**Challenge:** Search the material for the word "Spearman" and report each line where it turns up.

**Supplied entries:**
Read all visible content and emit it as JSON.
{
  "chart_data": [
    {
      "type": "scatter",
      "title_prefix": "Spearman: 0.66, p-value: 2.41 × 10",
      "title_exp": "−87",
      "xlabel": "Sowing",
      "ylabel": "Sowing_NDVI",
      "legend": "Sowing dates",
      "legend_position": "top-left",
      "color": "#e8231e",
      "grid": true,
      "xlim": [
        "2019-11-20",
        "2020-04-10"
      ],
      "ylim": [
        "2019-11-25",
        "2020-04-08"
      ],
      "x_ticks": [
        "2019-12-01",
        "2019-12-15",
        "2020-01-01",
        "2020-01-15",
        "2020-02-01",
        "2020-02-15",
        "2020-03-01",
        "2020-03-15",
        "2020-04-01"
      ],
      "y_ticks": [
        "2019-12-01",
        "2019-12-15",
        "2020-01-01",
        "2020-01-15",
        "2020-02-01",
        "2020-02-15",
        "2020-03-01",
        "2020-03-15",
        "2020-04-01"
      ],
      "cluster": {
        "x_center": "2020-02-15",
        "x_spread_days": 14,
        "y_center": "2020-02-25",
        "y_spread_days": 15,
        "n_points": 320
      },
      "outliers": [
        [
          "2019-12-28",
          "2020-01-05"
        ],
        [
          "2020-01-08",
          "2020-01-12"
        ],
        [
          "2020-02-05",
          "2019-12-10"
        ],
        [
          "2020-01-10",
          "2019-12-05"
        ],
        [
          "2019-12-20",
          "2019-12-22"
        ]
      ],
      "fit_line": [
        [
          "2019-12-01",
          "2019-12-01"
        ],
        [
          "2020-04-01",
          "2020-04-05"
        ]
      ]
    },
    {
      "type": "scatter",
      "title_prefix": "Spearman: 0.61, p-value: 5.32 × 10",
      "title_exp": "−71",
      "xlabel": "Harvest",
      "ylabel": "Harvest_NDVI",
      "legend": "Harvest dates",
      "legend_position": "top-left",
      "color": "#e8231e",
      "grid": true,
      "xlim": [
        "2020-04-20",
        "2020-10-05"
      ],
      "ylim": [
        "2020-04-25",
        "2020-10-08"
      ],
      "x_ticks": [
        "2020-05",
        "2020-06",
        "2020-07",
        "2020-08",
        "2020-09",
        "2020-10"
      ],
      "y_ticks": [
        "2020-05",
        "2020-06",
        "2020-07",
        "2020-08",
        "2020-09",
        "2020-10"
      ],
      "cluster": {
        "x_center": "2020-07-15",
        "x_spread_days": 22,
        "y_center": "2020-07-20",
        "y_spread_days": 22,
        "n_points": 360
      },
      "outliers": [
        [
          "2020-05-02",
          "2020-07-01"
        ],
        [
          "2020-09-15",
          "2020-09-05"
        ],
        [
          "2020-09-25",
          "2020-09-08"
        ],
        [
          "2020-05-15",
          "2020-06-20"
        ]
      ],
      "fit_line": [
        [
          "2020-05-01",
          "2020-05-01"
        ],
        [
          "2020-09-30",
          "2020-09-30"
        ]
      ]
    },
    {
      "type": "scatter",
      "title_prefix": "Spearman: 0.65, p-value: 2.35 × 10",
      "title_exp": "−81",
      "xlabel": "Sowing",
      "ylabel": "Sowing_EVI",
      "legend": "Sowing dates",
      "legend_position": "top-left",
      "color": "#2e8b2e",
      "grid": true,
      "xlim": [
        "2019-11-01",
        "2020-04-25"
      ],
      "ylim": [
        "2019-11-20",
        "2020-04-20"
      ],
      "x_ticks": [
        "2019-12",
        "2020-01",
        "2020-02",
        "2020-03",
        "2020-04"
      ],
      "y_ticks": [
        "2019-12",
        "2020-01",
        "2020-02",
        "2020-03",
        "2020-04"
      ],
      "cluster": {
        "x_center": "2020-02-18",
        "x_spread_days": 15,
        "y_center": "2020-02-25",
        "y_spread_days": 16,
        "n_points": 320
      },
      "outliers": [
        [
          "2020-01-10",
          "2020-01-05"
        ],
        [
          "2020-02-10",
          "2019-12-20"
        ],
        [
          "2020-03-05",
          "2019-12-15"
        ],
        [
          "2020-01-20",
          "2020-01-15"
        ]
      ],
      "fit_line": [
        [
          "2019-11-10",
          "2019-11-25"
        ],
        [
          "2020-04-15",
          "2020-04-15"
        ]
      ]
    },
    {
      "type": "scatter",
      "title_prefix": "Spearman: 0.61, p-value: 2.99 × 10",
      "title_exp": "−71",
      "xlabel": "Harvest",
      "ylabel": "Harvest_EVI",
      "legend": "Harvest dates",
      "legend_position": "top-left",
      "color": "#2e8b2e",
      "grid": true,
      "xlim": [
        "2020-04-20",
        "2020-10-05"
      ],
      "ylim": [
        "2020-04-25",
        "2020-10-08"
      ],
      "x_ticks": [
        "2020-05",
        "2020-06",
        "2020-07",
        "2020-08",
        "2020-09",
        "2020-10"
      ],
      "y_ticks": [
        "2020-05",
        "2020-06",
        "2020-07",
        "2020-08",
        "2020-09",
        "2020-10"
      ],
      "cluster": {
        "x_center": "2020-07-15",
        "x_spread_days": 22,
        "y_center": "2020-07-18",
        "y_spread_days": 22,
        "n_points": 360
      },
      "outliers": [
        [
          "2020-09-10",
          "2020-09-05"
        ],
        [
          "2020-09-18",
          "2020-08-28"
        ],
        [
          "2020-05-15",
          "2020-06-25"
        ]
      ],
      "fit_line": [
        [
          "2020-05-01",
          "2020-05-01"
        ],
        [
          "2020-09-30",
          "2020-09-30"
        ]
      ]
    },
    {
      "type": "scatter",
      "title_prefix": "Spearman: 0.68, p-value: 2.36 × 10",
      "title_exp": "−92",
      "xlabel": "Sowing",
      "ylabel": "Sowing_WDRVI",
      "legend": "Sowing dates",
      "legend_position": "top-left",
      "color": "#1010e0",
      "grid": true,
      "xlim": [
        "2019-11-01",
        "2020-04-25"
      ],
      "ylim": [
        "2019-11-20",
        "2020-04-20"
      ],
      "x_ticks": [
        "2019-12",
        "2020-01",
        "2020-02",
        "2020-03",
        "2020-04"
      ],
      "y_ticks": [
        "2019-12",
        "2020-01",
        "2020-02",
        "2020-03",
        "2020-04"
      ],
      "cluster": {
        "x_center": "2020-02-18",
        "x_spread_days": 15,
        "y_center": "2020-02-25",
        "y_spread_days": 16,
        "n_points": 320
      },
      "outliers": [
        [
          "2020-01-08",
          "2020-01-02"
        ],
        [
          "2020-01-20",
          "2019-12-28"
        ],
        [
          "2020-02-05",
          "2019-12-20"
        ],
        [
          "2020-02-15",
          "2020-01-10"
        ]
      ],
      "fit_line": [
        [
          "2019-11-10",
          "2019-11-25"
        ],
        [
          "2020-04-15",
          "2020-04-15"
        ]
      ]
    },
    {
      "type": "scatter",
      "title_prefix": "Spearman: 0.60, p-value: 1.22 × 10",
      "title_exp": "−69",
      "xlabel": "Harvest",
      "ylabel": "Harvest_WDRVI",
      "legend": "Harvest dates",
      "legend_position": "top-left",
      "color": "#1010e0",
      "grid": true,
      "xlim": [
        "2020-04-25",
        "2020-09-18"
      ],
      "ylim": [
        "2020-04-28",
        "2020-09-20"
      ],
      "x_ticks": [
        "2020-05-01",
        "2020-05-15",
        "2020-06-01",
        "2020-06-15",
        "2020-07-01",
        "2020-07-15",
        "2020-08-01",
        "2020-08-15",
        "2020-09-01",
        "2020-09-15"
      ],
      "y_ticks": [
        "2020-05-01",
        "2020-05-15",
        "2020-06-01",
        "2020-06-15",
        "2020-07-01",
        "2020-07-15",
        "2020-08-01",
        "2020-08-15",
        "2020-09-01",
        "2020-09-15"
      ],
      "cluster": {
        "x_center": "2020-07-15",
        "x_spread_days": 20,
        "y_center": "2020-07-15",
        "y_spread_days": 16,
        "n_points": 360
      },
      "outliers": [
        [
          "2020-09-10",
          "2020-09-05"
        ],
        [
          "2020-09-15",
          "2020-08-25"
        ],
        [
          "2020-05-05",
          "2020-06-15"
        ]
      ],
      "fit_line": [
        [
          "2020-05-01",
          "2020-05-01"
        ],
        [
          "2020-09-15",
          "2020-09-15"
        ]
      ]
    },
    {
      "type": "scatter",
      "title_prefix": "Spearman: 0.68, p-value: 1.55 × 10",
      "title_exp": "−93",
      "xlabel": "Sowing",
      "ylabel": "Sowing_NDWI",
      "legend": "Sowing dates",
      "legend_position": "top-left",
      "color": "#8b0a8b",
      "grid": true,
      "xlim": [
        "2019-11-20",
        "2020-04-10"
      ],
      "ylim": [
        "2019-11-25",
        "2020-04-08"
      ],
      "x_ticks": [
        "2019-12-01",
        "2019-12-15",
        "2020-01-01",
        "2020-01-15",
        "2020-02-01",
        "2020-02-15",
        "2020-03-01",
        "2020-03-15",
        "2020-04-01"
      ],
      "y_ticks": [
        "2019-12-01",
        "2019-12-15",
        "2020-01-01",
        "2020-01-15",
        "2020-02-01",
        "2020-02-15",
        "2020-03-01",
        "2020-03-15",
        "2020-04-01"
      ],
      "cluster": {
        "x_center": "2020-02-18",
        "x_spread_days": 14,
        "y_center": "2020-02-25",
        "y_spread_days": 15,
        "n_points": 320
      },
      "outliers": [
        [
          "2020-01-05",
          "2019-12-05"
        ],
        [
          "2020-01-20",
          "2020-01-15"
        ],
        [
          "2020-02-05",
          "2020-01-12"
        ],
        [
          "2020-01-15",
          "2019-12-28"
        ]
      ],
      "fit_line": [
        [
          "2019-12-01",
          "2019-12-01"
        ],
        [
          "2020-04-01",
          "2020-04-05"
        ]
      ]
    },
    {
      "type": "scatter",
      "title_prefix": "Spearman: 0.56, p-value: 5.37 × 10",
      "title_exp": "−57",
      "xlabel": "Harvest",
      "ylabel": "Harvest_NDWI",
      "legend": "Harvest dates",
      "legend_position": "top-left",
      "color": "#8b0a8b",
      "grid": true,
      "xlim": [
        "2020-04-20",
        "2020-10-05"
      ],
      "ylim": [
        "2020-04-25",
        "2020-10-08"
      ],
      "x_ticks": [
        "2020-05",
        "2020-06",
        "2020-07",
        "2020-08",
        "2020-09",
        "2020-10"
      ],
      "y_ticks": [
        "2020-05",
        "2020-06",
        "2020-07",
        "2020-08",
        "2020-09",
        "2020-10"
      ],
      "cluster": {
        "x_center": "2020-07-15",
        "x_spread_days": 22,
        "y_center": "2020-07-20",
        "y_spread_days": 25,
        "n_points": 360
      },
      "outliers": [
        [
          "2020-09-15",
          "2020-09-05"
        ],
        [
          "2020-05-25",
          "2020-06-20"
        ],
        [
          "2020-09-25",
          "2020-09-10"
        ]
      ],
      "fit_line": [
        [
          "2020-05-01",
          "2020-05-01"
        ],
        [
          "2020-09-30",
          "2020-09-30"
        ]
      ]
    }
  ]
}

**Reply to the exercise:**
      "title_prefix": "Spearman: 0.66, p-value: 2.41 × 10",
      "title_prefix": "Spearman: 0.61, p-value: 5.32 × 10",
      "title_prefix": "Spearman: 0.65, p-value: 2.35 × 10",
      "title_prefix": "Spearman: 0.61, p-value: 2.99 × 10",
      "title_prefix": "Spearman: 0.68, p-value: 2.36 × 10",
      "title_prefix": "Spearman: 0.60, p-value: 1.22 × 10",
      "title_prefix": "Spearman: 0.68, p-value: 1.55 × 10",
      "title_prefix": "Spearman: 0.56, p-value: 5.37 × 10",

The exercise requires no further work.